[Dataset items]
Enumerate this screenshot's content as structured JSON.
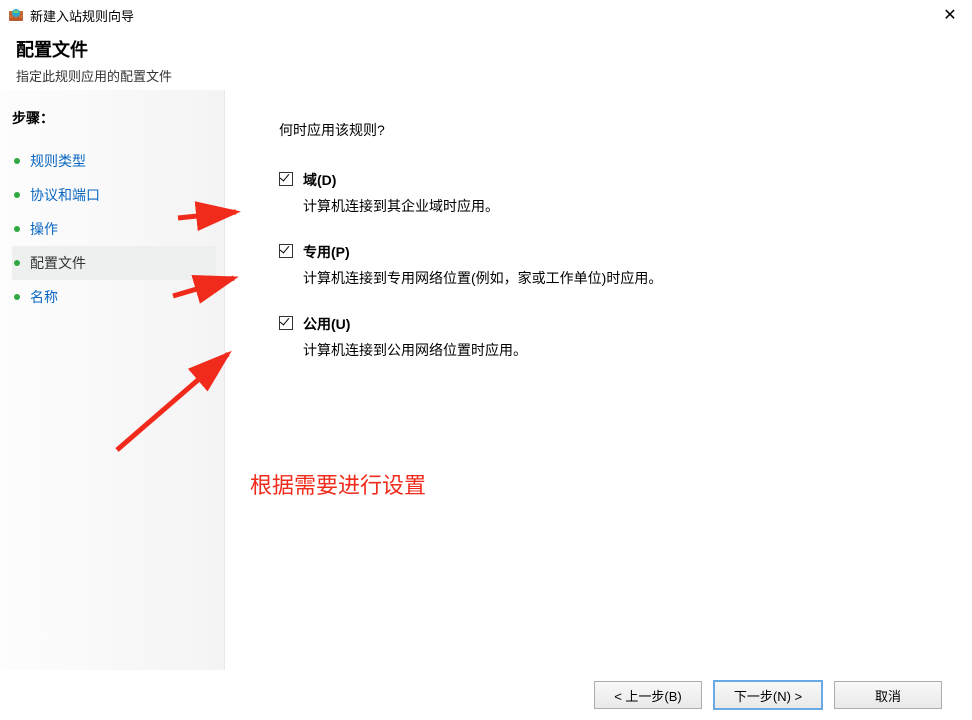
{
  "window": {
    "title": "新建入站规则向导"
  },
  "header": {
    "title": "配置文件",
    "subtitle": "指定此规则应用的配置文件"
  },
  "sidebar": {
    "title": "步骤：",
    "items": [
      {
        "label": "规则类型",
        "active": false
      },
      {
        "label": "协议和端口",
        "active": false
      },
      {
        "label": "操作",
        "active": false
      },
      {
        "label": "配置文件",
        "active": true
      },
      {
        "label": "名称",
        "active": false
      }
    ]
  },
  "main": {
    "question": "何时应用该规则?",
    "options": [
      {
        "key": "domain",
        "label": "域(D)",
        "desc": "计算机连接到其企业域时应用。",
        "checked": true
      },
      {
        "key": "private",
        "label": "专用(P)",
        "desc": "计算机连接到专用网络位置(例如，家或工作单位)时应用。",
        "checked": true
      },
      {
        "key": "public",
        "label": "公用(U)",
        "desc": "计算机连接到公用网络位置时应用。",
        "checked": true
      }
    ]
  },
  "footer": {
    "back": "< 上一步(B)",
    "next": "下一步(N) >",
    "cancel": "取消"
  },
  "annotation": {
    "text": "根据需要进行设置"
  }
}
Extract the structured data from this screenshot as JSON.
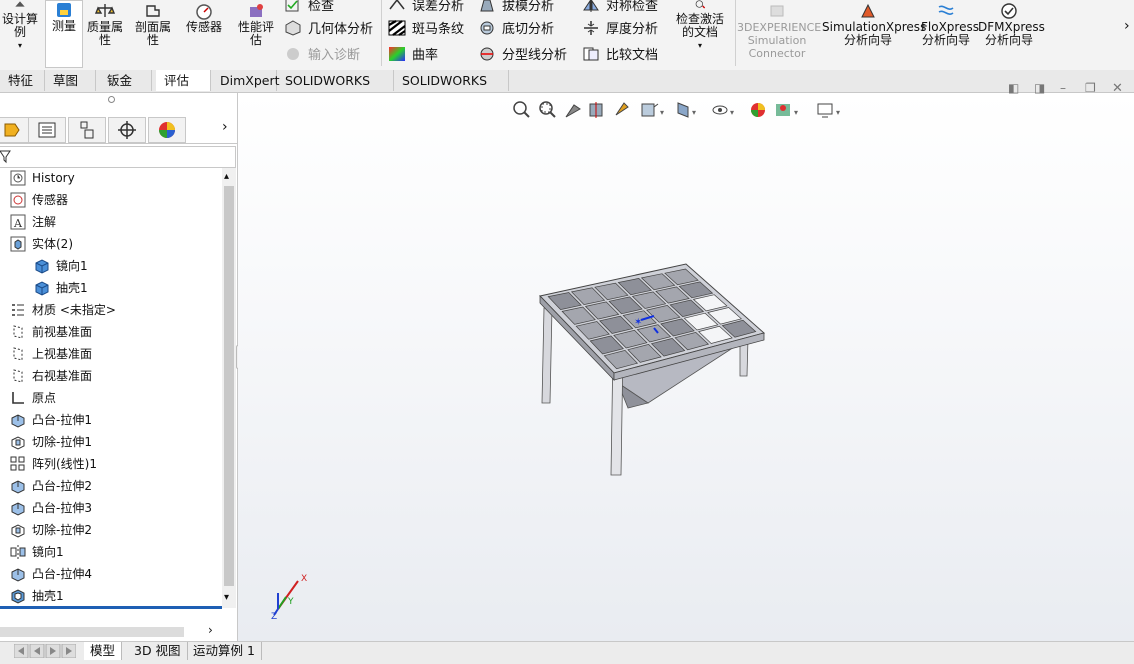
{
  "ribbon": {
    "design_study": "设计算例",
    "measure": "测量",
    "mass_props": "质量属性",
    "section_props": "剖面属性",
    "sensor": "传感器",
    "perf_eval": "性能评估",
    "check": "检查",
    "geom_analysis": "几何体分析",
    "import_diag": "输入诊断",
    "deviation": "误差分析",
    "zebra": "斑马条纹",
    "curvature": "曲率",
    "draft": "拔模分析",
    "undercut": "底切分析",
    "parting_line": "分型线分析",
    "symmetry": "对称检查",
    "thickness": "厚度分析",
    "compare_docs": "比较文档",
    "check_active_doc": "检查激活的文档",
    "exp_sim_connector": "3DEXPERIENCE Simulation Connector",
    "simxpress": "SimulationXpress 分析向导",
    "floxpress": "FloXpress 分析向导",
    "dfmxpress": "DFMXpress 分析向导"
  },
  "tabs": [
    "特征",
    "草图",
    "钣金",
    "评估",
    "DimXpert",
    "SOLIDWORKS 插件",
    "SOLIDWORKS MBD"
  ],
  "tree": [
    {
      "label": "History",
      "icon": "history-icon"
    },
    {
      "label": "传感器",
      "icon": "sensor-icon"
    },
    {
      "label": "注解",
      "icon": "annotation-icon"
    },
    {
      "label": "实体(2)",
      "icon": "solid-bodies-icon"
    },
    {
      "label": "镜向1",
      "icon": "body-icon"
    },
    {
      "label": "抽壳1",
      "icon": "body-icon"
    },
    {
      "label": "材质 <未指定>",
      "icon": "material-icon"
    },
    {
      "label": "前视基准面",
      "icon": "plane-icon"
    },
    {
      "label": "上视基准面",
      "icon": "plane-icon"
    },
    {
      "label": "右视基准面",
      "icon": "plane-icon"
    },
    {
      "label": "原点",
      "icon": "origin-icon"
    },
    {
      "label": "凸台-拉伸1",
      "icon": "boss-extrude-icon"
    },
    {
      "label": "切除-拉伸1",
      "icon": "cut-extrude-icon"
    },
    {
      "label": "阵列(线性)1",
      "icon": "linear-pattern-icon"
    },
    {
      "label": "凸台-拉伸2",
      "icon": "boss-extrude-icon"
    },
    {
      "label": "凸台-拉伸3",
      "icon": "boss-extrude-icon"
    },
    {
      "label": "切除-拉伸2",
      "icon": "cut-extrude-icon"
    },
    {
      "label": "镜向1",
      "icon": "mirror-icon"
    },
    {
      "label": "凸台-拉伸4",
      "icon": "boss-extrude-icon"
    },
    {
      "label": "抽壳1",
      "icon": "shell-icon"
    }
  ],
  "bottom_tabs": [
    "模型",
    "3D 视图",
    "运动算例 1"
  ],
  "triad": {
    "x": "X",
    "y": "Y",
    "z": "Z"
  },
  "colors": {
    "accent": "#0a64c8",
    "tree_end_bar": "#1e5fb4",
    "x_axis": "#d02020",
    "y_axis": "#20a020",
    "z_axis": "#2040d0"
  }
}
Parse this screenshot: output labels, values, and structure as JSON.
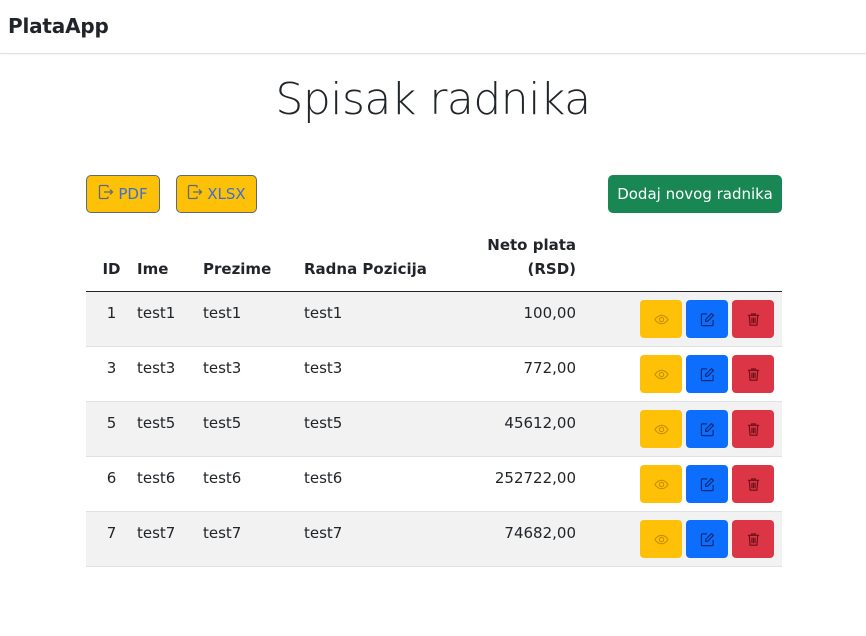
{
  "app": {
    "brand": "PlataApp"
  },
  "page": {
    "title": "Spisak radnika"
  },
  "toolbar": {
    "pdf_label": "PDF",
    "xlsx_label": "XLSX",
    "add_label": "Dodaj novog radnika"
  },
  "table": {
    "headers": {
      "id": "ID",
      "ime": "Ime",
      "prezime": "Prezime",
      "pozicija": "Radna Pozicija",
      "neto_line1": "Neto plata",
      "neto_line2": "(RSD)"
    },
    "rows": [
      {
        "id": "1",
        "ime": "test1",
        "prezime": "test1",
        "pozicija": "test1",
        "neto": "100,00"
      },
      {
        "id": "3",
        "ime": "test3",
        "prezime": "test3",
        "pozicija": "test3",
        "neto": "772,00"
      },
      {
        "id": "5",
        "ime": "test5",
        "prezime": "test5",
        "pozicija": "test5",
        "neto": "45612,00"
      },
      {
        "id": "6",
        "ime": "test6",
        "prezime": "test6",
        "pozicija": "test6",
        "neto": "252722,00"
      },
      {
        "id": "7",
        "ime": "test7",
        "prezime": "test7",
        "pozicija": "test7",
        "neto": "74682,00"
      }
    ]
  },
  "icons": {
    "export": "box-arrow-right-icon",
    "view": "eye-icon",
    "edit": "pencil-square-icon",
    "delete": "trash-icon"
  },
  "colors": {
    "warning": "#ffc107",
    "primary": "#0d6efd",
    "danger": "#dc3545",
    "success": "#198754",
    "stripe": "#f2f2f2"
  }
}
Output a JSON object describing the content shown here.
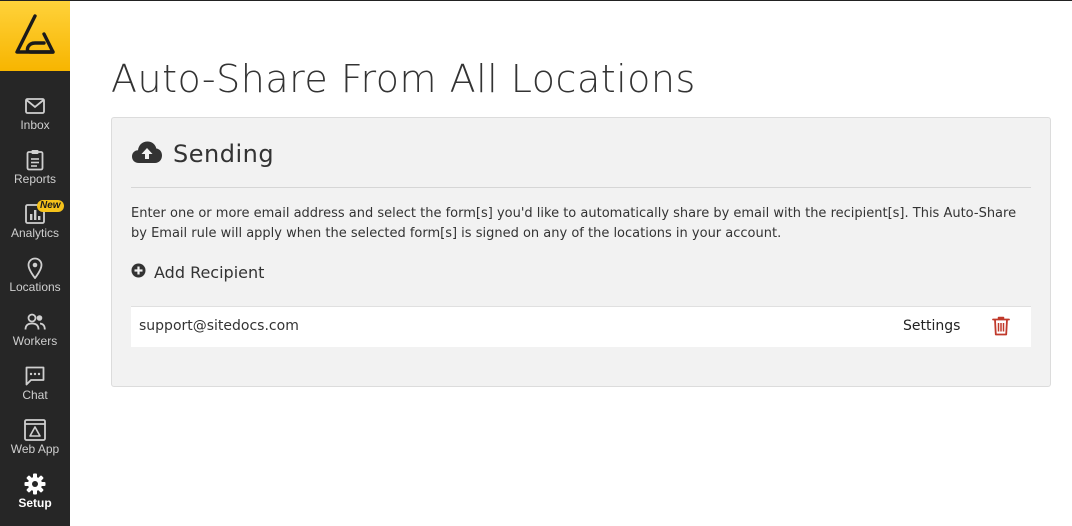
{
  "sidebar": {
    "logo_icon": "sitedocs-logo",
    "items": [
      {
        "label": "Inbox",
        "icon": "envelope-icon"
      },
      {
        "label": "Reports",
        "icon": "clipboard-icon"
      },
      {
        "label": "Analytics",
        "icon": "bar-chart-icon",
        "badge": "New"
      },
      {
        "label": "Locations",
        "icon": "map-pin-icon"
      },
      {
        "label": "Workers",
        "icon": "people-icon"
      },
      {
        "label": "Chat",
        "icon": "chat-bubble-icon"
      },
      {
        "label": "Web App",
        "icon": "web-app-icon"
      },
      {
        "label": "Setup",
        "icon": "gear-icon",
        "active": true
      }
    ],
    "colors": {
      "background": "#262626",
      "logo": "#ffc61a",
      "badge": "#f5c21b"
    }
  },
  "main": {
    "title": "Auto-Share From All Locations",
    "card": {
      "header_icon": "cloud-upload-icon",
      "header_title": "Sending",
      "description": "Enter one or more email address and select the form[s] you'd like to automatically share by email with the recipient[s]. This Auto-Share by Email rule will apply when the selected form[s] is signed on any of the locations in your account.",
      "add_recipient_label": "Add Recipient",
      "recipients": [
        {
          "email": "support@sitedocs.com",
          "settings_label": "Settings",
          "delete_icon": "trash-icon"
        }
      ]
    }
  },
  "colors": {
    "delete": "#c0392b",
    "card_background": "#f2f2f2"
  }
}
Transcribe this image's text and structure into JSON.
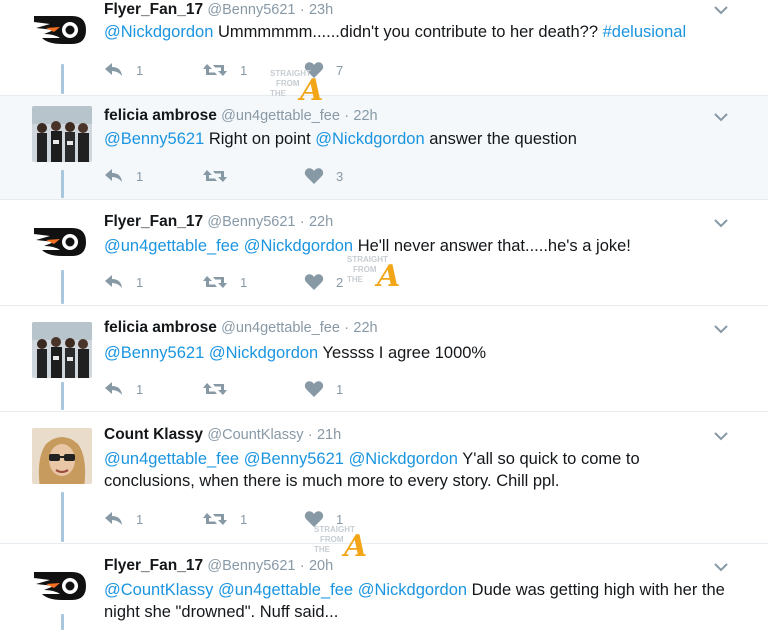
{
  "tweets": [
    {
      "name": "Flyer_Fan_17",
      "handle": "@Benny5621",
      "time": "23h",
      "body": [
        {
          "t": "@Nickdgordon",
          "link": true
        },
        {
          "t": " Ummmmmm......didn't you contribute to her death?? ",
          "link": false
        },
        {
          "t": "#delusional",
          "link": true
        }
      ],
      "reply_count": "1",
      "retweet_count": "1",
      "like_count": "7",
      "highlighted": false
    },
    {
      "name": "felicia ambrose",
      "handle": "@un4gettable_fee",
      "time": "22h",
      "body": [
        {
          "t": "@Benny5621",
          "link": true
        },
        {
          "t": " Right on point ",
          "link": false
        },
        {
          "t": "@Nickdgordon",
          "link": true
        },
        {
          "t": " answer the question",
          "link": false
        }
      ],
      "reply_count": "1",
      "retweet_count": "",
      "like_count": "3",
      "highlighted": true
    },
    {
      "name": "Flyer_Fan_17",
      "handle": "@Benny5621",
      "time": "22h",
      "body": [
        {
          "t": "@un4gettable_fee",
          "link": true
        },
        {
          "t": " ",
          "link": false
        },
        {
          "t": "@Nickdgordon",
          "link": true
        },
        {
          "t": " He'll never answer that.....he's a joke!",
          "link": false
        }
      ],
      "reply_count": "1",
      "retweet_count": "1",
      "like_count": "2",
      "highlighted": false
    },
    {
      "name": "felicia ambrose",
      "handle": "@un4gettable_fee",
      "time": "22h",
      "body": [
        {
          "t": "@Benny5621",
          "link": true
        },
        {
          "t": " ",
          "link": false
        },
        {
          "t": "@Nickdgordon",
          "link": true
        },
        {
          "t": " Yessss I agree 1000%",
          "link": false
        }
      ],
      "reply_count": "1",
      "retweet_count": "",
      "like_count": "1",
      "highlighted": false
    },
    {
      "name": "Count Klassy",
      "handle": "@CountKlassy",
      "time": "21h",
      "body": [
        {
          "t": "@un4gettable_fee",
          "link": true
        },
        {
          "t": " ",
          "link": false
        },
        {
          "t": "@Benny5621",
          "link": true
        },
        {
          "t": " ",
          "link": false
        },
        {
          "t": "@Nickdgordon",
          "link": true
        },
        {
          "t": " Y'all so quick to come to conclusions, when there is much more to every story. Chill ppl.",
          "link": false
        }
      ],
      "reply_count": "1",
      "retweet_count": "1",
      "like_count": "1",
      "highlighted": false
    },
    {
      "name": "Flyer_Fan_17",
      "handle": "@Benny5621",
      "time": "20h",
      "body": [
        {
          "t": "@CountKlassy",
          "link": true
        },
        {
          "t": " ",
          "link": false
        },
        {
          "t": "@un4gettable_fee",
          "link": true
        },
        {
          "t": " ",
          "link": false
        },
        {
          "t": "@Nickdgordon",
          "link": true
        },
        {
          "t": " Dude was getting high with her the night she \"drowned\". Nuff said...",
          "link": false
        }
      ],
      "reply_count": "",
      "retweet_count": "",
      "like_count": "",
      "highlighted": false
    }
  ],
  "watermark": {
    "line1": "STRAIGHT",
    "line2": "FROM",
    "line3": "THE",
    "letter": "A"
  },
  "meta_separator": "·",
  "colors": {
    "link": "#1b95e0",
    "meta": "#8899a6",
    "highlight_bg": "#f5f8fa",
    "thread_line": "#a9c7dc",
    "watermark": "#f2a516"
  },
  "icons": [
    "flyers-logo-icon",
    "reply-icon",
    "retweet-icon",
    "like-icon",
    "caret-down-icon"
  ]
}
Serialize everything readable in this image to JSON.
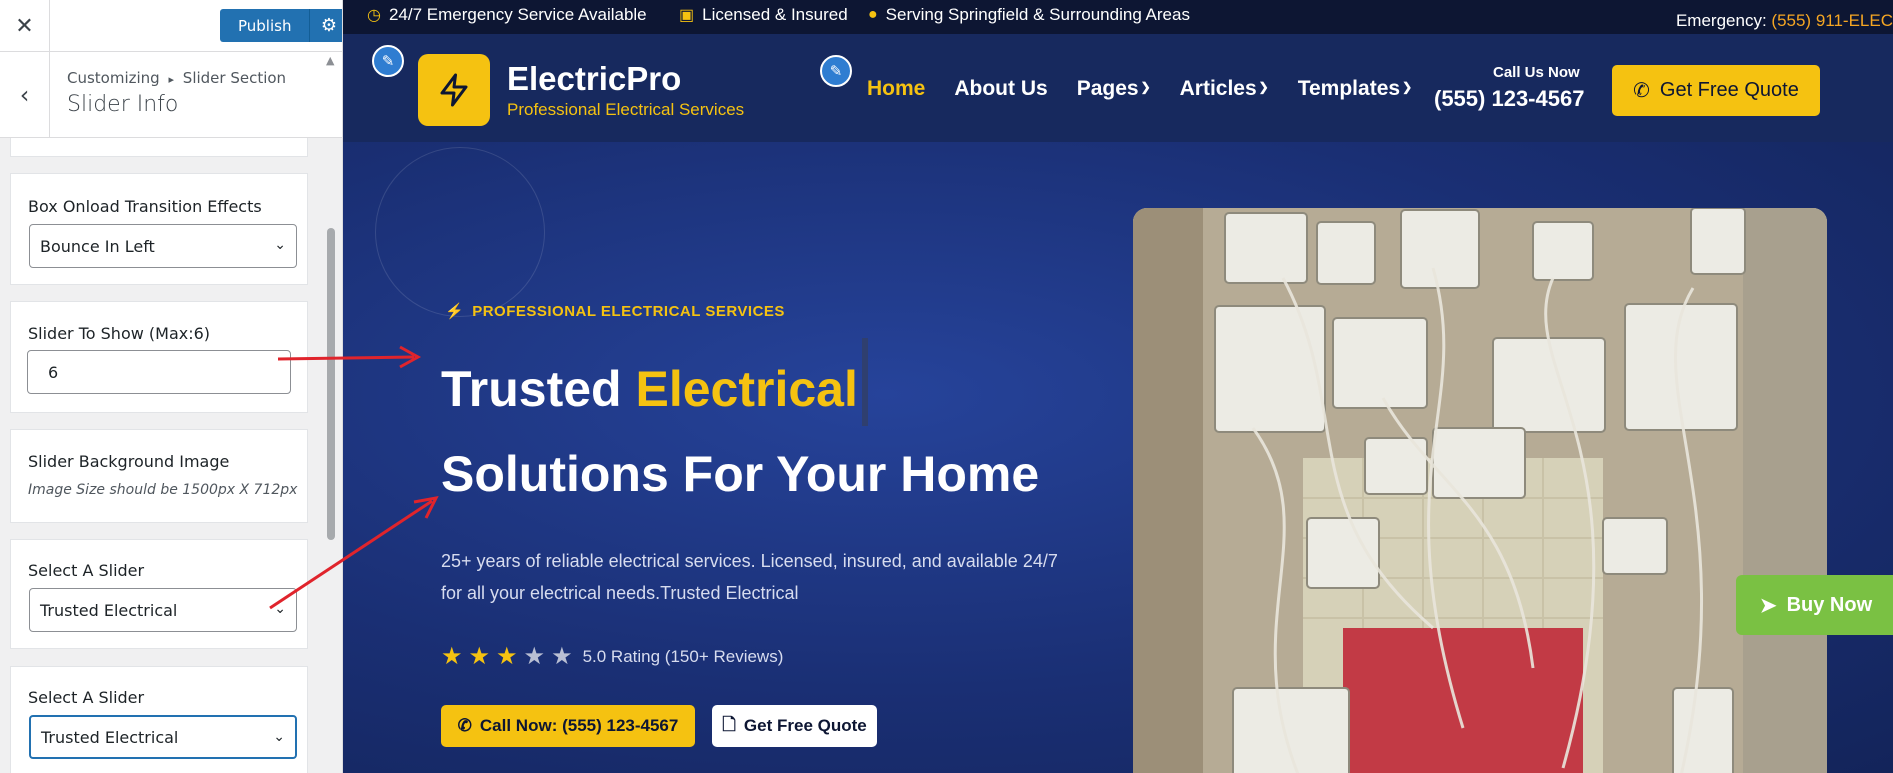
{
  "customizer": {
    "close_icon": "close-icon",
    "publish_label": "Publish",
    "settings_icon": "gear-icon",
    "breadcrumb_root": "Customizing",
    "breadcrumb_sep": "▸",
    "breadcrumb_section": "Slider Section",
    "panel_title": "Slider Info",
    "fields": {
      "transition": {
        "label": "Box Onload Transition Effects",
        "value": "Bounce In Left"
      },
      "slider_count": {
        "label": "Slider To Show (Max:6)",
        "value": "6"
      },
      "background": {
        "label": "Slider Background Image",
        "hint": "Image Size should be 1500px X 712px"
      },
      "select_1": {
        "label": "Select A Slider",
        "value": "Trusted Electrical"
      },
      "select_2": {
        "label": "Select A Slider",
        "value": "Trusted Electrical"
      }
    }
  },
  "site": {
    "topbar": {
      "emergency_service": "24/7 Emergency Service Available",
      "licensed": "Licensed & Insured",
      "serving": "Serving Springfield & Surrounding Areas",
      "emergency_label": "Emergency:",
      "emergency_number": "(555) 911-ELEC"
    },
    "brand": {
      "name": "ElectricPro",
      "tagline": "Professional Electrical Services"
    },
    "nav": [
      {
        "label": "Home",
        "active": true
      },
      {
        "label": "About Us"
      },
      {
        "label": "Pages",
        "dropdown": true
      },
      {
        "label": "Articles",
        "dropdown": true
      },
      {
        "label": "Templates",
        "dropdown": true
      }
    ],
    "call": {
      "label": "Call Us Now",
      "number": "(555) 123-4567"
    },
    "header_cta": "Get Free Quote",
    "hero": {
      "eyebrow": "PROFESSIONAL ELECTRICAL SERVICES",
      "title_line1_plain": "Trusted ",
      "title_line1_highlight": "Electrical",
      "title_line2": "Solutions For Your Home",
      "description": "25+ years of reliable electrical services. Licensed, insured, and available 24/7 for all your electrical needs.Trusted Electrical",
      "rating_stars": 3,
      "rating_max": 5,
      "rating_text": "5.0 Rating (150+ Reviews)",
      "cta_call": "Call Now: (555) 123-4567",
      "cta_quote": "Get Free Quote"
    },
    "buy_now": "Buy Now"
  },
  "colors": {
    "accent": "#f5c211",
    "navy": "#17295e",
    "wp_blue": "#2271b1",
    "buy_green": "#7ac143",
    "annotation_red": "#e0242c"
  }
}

* The exercise *
List all lines in the material containing the string "Home".

* The result *
        "label": "Home",
      "title_line2": "Solutions For Your Home",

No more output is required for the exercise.